## [Sezione del documento]
————————

Si conclude la rassegna di recensioni del progetto di collaborazione fra la rivista “La Balena Bianca” e il Master in Editoria promosso dalla Fondazione Arnoldo e Alberto Mondadori e dall’Università degli Studi di Milano nel contesto della sesta edizione del Premio POP – Opera Prima, coordinato da Andrea Tarabbia. A coronare mesi di discussione e lavoro in classe intorno ai libri in lizza per il premio, le studentesse e gli studenti del Master si sono cimentati nel recensire a gruppi i titoli giunti nella cinquina finale.
Questa recensione è a cura delle studentesse e degli studenti Marco Caccianiga, Federico Colombo, Manuela D’Alessandro, Davide Ioppi, Cecilia Scomazzon, Alessandra Zanazzi.

————————

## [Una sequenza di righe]
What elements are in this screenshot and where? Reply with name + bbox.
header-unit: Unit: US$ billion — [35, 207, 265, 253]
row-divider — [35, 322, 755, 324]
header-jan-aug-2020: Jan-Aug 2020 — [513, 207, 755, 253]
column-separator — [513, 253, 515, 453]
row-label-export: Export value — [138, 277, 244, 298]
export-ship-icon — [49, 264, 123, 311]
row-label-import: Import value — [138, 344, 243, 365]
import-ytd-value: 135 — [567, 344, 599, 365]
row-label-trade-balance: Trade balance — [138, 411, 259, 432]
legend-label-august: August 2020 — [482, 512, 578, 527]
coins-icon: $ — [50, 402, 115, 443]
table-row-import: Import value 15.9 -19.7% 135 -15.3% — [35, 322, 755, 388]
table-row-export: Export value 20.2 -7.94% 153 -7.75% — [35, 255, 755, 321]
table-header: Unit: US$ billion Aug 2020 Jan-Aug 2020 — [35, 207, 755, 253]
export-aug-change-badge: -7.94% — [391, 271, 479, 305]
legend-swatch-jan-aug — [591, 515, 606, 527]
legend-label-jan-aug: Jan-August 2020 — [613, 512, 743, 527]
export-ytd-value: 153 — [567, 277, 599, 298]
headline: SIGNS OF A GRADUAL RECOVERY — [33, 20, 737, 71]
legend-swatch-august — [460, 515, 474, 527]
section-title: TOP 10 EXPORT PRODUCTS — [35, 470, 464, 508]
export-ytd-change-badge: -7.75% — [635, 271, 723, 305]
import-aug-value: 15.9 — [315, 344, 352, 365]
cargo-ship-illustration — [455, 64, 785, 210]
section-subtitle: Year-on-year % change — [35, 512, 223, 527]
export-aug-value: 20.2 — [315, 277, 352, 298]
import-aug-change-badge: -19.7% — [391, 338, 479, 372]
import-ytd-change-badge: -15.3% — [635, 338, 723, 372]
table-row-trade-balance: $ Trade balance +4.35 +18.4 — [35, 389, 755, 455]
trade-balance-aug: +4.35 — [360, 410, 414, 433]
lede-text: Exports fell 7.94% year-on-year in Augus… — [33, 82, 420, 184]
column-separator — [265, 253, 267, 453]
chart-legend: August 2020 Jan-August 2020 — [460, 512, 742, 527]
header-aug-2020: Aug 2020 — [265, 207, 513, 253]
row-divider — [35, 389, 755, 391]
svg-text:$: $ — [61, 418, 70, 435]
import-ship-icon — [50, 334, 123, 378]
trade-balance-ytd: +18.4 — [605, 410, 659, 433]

————————

## [Consegna]
Riporta il passo della sezione del documento compreso tra "Si conclude la" e "Scomazzon, Alessandra Zanazzi.", estremi inclusi, sostituendo "cinquina" con "rosa". Per rispondere basati unicamente sulla sezione del documento.

## [Risultato]
Si conclude la rassegna di recensioni del progetto di collaborazione fra la rivista “La Balena Bianca” e il Master in Editoria promosso dalla Fondazione Arnoldo e Alberto Mondadori e dall’Università degli Studi di Milano nel contesto della sesta edizione del Premio POP – Opera Prima, coordinato da Andrea Tarabbia. A coronare mesi di discussione e lavoro in classe intorno ai libri in lizza per il premio, le studentesse e gli studenti del Master si sono cimentati nel recensire a gruppi i titoli giunti nella rosa finale.
Questa recensione è a cura delle studentesse e degli studenti Marco Caccianiga, Federico Colombo, Manuela D’Alessandro, Davide Ioppi, Cecilia Scomazzon, Alessandra Zanazzi.